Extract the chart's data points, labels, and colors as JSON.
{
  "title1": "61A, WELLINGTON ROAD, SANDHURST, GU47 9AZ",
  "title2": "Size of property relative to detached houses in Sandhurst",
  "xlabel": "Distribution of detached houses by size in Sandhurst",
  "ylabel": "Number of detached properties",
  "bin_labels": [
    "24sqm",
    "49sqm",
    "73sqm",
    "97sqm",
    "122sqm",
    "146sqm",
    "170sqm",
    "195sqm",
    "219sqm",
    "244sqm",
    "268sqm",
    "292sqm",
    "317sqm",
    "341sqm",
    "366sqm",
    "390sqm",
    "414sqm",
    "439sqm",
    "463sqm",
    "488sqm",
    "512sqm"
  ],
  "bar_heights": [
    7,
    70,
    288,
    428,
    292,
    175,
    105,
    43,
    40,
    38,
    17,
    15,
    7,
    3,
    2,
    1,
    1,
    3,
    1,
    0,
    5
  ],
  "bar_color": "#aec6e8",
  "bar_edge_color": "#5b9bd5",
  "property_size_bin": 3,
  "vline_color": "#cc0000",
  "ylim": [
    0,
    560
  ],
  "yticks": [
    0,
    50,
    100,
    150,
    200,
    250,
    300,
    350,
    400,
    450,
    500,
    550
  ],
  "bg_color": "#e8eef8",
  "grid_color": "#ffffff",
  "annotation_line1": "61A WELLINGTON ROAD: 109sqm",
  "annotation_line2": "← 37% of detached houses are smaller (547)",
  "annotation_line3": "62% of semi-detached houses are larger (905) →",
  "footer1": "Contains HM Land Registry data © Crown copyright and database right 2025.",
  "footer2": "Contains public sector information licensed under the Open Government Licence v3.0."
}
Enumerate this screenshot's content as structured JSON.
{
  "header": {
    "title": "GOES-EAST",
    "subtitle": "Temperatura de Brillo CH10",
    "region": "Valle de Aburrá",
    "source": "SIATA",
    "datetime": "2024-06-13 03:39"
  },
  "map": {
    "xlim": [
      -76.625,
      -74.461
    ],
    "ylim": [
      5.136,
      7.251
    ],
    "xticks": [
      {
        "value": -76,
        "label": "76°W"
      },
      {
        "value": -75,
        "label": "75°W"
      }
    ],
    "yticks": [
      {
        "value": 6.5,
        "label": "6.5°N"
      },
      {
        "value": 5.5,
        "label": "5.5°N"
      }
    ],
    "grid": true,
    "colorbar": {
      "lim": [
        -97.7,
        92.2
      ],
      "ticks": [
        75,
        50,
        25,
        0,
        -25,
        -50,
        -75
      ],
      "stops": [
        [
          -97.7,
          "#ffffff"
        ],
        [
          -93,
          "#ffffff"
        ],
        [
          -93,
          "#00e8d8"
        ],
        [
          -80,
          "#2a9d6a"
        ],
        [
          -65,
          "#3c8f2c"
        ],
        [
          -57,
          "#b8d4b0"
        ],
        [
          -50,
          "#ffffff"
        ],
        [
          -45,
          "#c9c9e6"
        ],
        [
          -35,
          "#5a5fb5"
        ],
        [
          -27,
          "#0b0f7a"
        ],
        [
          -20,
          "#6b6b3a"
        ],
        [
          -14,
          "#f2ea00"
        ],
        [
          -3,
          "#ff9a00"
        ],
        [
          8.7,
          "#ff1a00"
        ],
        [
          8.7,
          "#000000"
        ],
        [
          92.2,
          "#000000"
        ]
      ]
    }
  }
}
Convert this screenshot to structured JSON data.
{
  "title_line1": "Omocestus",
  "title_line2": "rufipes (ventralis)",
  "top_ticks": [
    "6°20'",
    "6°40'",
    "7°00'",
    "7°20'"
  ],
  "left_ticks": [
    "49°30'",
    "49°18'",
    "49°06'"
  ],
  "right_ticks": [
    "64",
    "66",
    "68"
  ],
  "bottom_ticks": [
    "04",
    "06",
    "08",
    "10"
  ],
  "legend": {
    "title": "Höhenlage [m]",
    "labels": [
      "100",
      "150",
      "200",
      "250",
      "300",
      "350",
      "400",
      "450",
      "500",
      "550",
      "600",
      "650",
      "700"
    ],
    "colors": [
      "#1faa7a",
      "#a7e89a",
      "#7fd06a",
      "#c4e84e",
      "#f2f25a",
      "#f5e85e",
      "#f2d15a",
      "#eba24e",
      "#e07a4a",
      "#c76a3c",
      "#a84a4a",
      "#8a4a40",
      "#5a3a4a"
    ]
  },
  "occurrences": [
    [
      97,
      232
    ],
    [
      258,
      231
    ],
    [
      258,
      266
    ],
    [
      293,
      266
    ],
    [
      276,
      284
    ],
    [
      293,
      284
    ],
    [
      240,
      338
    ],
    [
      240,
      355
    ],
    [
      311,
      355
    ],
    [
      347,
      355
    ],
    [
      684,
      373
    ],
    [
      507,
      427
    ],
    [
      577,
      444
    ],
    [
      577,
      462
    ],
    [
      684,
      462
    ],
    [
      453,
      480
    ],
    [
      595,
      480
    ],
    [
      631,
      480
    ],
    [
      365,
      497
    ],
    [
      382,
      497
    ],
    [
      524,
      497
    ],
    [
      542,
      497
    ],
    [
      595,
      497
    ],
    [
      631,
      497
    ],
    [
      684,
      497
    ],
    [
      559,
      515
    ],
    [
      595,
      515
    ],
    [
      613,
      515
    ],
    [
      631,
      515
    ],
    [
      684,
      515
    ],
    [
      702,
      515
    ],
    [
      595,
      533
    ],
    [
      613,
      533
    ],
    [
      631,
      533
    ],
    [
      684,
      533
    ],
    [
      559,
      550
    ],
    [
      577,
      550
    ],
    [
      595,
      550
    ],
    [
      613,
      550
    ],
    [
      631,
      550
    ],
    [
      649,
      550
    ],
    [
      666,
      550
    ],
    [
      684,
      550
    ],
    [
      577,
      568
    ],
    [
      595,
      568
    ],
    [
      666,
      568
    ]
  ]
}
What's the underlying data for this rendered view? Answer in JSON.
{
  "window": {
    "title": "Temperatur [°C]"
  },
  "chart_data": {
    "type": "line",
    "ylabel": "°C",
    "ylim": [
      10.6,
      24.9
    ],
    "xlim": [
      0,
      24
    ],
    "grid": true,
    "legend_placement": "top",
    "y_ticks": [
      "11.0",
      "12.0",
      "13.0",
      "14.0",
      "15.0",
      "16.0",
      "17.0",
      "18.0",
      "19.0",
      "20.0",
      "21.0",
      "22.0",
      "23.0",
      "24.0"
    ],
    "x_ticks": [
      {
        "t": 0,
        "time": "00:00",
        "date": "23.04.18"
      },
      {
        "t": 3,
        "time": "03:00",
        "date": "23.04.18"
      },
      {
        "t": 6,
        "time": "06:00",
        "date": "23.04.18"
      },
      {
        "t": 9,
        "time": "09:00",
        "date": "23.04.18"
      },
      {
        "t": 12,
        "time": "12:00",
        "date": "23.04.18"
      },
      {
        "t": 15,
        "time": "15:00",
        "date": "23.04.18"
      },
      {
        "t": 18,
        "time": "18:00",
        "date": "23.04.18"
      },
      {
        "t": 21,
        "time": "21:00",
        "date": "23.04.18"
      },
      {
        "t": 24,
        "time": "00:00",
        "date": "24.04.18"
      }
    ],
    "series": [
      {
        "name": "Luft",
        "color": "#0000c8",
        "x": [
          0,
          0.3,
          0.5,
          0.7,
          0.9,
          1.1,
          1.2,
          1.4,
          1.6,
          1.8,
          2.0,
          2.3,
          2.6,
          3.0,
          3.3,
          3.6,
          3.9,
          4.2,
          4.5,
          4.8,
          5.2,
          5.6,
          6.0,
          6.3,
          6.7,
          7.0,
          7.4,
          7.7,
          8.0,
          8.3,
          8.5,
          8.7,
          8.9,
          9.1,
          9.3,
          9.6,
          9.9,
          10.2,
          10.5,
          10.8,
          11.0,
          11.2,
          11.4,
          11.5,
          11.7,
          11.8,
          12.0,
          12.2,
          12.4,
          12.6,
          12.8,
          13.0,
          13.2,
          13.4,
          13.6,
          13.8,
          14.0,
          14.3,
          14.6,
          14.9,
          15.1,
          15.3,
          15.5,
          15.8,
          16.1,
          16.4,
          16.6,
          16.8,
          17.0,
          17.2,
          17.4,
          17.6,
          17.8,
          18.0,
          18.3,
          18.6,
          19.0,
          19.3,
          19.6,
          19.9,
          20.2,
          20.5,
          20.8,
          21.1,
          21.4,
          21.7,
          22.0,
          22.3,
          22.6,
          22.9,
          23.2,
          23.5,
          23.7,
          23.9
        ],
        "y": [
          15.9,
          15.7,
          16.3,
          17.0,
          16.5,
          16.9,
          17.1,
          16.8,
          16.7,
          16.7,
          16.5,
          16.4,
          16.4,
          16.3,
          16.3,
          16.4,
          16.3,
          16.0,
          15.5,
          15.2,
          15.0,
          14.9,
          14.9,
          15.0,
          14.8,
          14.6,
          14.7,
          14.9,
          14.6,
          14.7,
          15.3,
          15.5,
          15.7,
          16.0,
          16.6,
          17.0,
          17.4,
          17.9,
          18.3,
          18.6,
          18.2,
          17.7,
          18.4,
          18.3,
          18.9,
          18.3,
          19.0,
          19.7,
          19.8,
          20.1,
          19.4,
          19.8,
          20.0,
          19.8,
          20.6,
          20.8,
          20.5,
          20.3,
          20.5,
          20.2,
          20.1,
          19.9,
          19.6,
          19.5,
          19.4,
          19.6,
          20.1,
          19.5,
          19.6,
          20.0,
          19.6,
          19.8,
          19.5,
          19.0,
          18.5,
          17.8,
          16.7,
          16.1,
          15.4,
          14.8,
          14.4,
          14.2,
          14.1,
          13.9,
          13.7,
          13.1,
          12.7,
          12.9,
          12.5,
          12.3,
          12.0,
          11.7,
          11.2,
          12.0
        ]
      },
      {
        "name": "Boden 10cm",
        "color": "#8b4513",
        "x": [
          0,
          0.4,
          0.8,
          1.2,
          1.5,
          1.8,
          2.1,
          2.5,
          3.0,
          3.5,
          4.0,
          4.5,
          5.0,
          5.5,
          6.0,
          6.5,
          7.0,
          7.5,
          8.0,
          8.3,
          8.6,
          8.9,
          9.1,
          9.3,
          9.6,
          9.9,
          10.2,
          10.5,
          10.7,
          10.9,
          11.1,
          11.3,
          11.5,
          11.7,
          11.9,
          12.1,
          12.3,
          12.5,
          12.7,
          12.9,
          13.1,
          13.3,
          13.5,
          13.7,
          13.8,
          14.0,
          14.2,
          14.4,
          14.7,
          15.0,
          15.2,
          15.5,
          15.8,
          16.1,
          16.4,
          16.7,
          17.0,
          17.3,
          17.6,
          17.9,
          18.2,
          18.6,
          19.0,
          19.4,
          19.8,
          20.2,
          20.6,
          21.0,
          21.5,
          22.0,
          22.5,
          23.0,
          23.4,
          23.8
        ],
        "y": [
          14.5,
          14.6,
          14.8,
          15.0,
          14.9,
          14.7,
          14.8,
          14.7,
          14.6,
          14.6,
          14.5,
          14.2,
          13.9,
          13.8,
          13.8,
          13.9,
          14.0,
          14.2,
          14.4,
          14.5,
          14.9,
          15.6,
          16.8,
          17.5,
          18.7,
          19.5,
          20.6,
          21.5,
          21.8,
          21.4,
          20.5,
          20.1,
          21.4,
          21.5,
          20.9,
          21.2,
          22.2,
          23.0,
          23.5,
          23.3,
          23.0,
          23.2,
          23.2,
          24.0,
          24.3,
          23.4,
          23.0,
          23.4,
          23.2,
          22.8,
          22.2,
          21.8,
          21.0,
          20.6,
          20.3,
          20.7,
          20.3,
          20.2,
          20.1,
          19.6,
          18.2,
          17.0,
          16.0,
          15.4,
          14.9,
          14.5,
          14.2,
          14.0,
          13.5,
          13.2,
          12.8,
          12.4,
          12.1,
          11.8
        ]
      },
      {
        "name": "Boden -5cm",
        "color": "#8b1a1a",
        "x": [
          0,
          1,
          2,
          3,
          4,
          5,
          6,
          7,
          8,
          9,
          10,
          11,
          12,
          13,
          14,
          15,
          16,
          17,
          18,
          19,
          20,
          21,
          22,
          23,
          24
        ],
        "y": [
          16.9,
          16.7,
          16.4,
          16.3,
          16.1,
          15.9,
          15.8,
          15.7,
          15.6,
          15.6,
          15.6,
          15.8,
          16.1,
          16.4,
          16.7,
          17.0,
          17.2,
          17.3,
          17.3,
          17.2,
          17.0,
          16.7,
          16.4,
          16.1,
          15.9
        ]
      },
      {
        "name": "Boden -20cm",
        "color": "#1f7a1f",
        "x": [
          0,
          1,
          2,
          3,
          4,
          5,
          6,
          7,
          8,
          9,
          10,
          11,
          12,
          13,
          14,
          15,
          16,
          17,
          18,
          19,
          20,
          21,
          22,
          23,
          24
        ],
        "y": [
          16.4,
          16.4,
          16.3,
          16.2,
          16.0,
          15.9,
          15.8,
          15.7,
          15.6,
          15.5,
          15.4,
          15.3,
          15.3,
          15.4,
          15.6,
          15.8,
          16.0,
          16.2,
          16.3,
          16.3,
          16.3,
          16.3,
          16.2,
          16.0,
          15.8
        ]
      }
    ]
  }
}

Exercise instructions. Take each line containing the string "WELLINGTON" and copy it out.

The response.
  "title1": "61A, WELLINGTON ROAD, SANDHURST, GU47 9AZ",
  "annotation_line1": "61A WELLINGTON ROAD: 109sqm",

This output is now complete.